### Problem details
Transcribe word for word each line from the one containing "Type out the text in this image." to the final line of the data, both included. Skip the pictures.

### Records provided
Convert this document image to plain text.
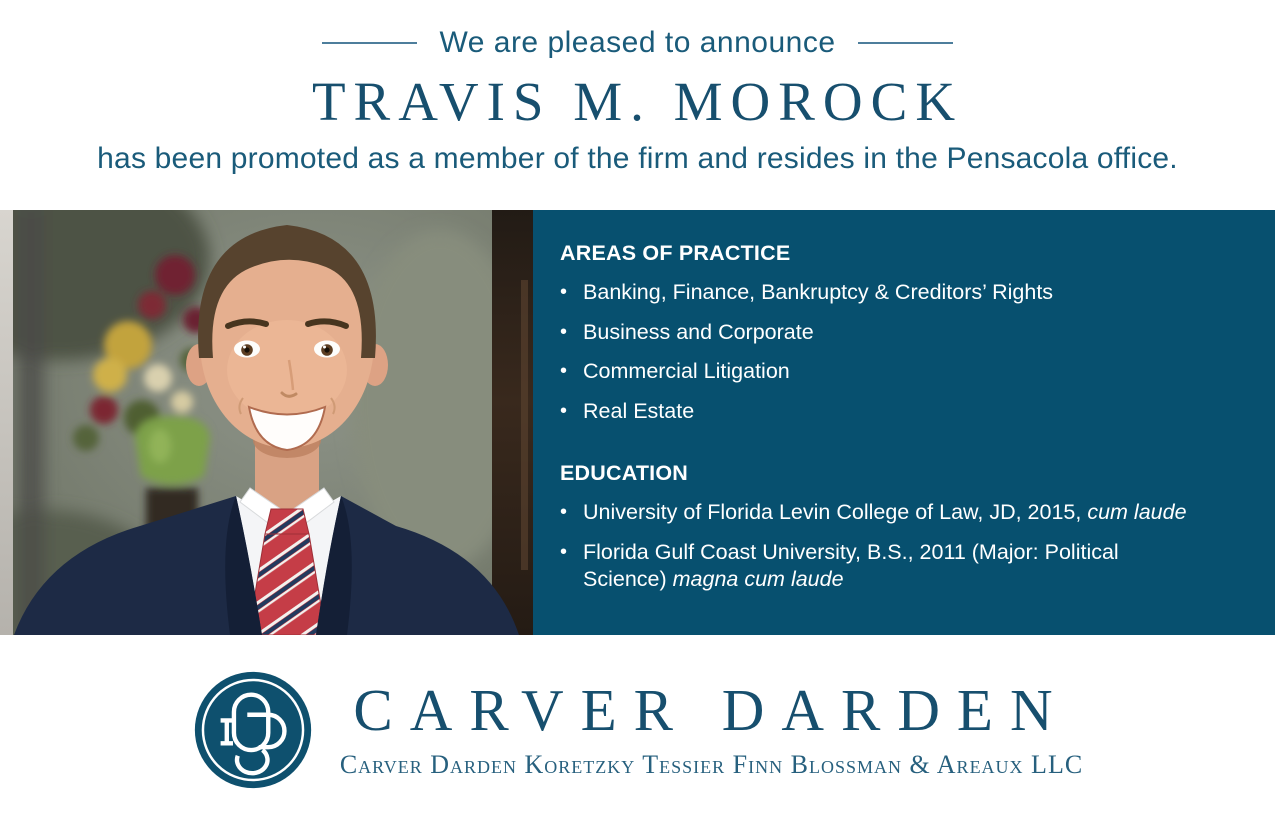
We are pleased to announce
TRAVIS M. MOROCK

has been promoted as a member of the firm and resides in the Pensacola office.

AREAS OF PRACTICE
• Banking, Finance, Bankruptcy & Creditors’ Rights
• Business and Corporate
• Commercial Litigation
• Real Estate
EDUCATION
• University of Florida Levin College of Law, JD, 2015, cum laude
• Florida Gulf Coast University, B.S., 2011 (Major: Political Science) magna cum laude
CARVER DARDEN
Carver Darden Koretzky Tessier Finn Blossman & Areaux LLC
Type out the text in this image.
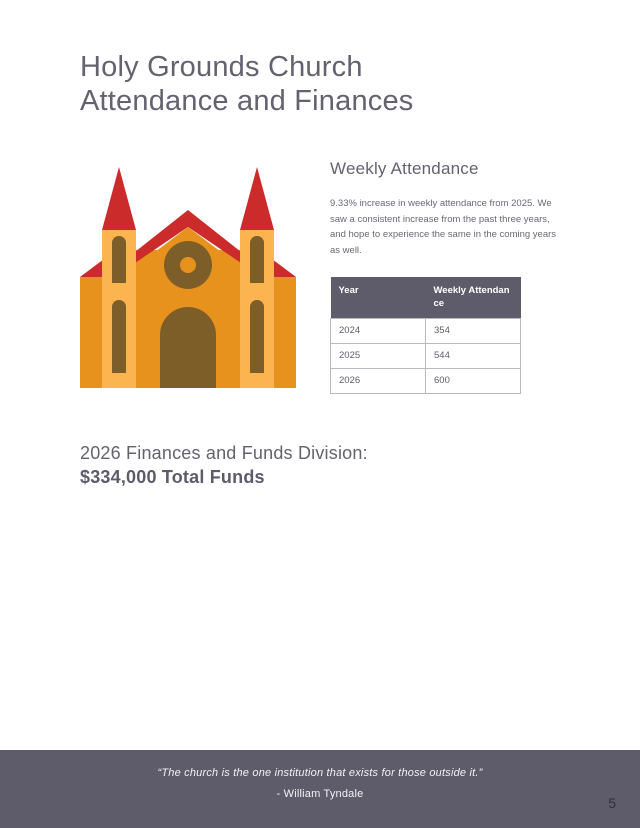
Holy Grounds Church
Attendance and Finances
Weekly Attendance

9.33% increase in weekly attendance from 2025. We saw a consistent increase from the past three years, and hope to experience the same in the coming years as well.

Year	Weekly Attendance
2024	354
2025	544
2026	600
2026 Finances and Funds Division:
$334,000 Total Funds
“The church is the one institution that exists for those outside it.”
- William Tyndale
5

### Output for this task
Type out the text in this image.
Holy Grounds Church
Attendance and Finances
Weekly Attendance

9.33% increase in weekly attendance from 2025. We saw a consistent increase from the past three years, and hope to experience the same in the coming years as well.

Year	Weekly Attendance
2024	354
2025	544
2026	600
2026 Finances and Funds Division:
$334,000 Total Funds
“The church is the one institution that exists for those outside it.”
- William Tyndale
5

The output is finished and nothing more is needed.